--- Given request ---
Return all entries word for word, but drop any images.

--- Exercise materials ---

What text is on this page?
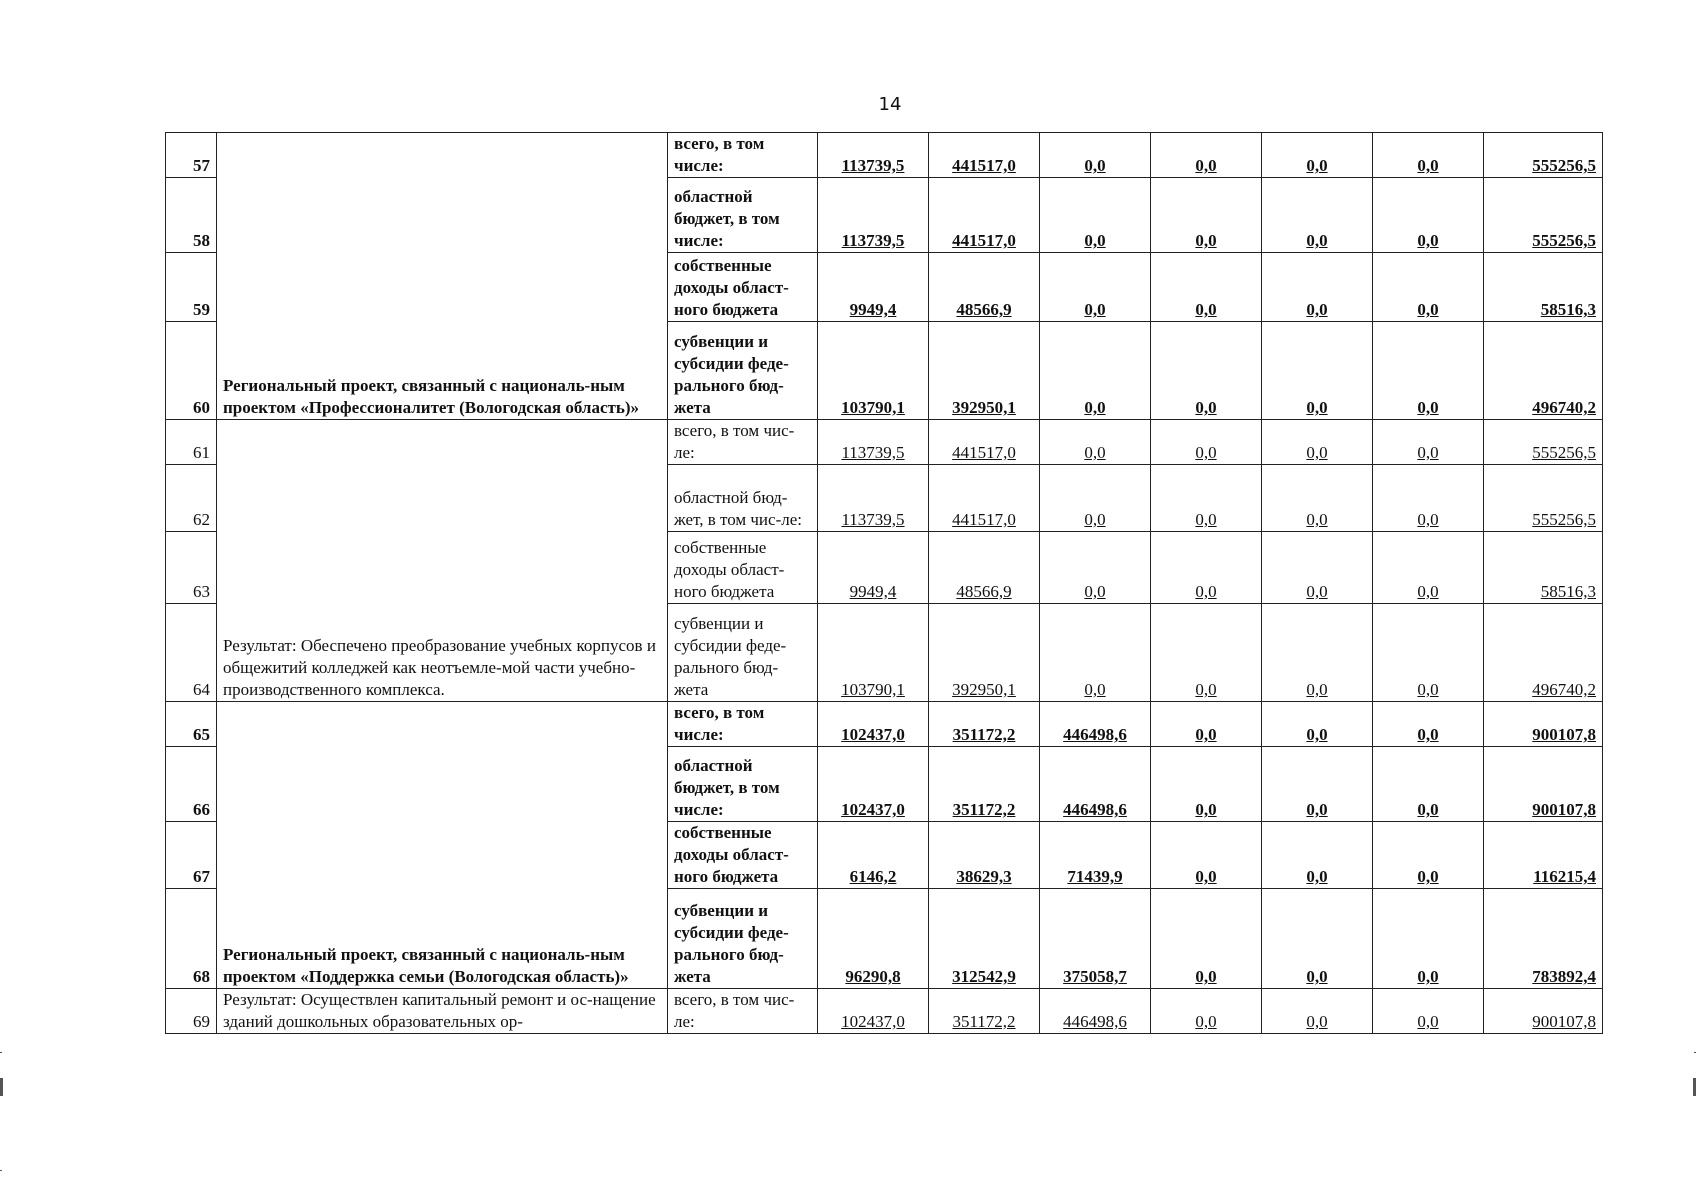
14
57	Региональный проект, связанный с националь-ным проектом «Профессионалитет (Вологодская область)»	всего, в том числе:	113739,5	441517,0	0,0	0,0	0,0	0,0	555256,5
58		областной бюджет, в том числе:	113739,5	441517,0	0,0	0,0	0,0	0,0	555256,5
59		собственные доходы област-ного бюджета	9949,4	48566,9	0,0	0,0	0,0	0,0	58516,3
60		субвенции и субсидии феде-рального бюд-жета	103790,1	392950,1	0,0	0,0	0,0	0,0	496740,2
61	Результат: Обеспечено преобразование учебных корпусов и общежитий колледжей как неотъемле-мой части учебно- производственного комплекса.	всего, в том чис-ле:	113739,5	441517,0	0,0	0,0	0,0	0,0	555256,5
62		областной бюд-жет, в том чис-ле:	113739,5	441517,0	0,0	0,0	0,0	0,0	555256,5
63		собственные доходы област-ного бюджета	9949,4	48566,9	0,0	0,0	0,0	0,0	58516,3
64		субвенции и субсидии феде-рального бюд-жета	103790,1	392950,1	0,0	0,0	0,0	0,0	496740,2
65	Региональный проект, связанный с националь-ным проектом «Поддержка семьи (Вологодская область)»	всего, в том числе:	102437,0	351172,2	446498,6	0,0	0,0	0,0	900107,8
66		областной бюджет, в том числе:	102437,0	351172,2	446498,6	0,0	0,0	0,0	900107,8
67		собственные доходы област-ного бюджета	6146,2	38629,3	71439,9	0,0	0,0	0,0	116215,4
68		субвенции и субсидии феде-рального бюд-жета	96290,8	312542,9	375058,7	0,0	0,0	0,0	783892,4
69	Результат: Осуществлен капитальный ремонт и ос-нащение зданий дошкольных образовательных ор-	всего, в том чис-ле:	102437,0	351172,2	446498,6	0,0	0,0	0,0	900107,8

--- Solution ---
What text is on this page?
14
57	Региональный проект, связанный с националь-ным проектом «Профессионалитет (Вологодская область)»	всего, в том числе:	113739,5	441517,0	0,0	0,0	0,0	0,0	555256,5
58		областной бюджет, в том числе:	113739,5	441517,0	0,0	0,0	0,0	0,0	555256,5
59		собственные доходы област-ного бюджета	9949,4	48566,9	0,0	0,0	0,0	0,0	58516,3
60		субвенции и субсидии феде-рального бюд-жета	103790,1	392950,1	0,0	0,0	0,0	0,0	496740,2
61	Результат: Обеспечено преобразование учебных корпусов и общежитий колледжей как неотъемле-мой части учебно- производственного комплекса.	всего, в том чис-ле:	113739,5	441517,0	0,0	0,0	0,0	0,0	555256,5
62		областной бюд-жет, в том чис-ле:	113739,5	441517,0	0,0	0,0	0,0	0,0	555256,5
63		собственные доходы област-ного бюджета	9949,4	48566,9	0,0	0,0	0,0	0,0	58516,3
64		субвенции и субсидии феде-рального бюд-жета	103790,1	392950,1	0,0	0,0	0,0	0,0	496740,2
65	Региональный проект, связанный с националь-ным проектом «Поддержка семьи (Вологодская область)»	всего, в том числе:	102437,0	351172,2	446498,6	0,0	0,0	0,0	900107,8
66		областной бюджет, в том числе:	102437,0	351172,2	446498,6	0,0	0,0	0,0	900107,8
67		собственные доходы област-ного бюджета	6146,2	38629,3	71439,9	0,0	0,0	0,0	116215,4
68		субвенции и субсидии феде-рального бюд-жета	96290,8	312542,9	375058,7	0,0	0,0	0,0	783892,4
69	Результат: Осуществлен капитальный ремонт и ос-нащение зданий дошкольных образовательных ор-	всего, в том чис-ле:	102437,0	351172,2	446498,6	0,0	0,0	0,0	900107,8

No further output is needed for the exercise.